Data excerpts

— begin —

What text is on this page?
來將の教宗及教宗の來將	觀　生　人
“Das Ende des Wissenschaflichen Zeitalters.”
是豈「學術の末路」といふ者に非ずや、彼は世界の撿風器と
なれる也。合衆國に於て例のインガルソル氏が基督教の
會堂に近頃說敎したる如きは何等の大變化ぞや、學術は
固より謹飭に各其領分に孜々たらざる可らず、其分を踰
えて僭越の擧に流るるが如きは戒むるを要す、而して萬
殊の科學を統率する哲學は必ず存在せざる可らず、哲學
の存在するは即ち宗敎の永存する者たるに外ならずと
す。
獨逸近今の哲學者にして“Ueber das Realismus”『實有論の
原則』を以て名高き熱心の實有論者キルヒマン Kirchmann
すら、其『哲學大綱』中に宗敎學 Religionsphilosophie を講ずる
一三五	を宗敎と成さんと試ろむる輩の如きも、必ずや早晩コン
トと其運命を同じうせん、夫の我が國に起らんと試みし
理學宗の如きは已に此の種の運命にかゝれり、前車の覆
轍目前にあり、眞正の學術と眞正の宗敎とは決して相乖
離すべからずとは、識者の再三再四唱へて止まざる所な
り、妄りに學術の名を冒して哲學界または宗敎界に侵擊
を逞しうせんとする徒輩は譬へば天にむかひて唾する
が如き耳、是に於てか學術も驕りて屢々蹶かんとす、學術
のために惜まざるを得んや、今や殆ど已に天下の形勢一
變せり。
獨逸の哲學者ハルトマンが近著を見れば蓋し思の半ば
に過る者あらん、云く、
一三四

— end —

Written task: Transcribe each record exactly. Leave nothing out.

Reply:
What text is on this page?
來將の教宗及教宗の來將	觀　生　人
“Das Ende des Wissenschaflichen Zeitalters.”
是豈「學術の末路」といふ者に非ずや、彼は世界の撿風器と
なれる也。合衆國に於て例のインガルソル氏が基督教の
會堂に近頃說敎したる如きは何等の大變化ぞや、學術は
固より謹飭に各其領分に孜々たらざる可らず、其分を踰
えて僭越の擧に流るるが如きは戒むるを要す、而して萬
殊の科學を統率する哲學は必ず存在せざる可らず、哲學
の存在するは即ち宗敎の永存する者たるに外ならずと
す。
獨逸近今の哲學者にして“Ueber das Realismus”『實有論の
原則』を以て名高き熱心の實有論者キルヒマン Kirchmann
すら、其『哲學大綱』中に宗敎學 Religionsphilosophie を講ずる
一三五	を宗敎と成さんと試ろむる輩の如きも、必ずや早晩コン
トと其運命を同じうせん、夫の我が國に起らんと試みし
理學宗の如きは已に此の種の運命にかゝれり、前車の覆
轍目前にあり、眞正の學術と眞正の宗敎とは決して相乖
離すべからずとは、識者の再三再四唱へて止まざる所な
り、妄りに學術の名を冒して哲學界または宗敎界に侵擊
を逞しうせんとする徒輩は譬へば天にむかひて唾する
が如き耳、是に於てか學術も驕りて屢々蹶かんとす、學術
のために惜まざるを得んや、今や殆ど已に天下の形勢一
變せり。
獨逸の哲學者ハルトマンが近著を見れば蓋し思の半ば
に過る者あらん、云く、
一三四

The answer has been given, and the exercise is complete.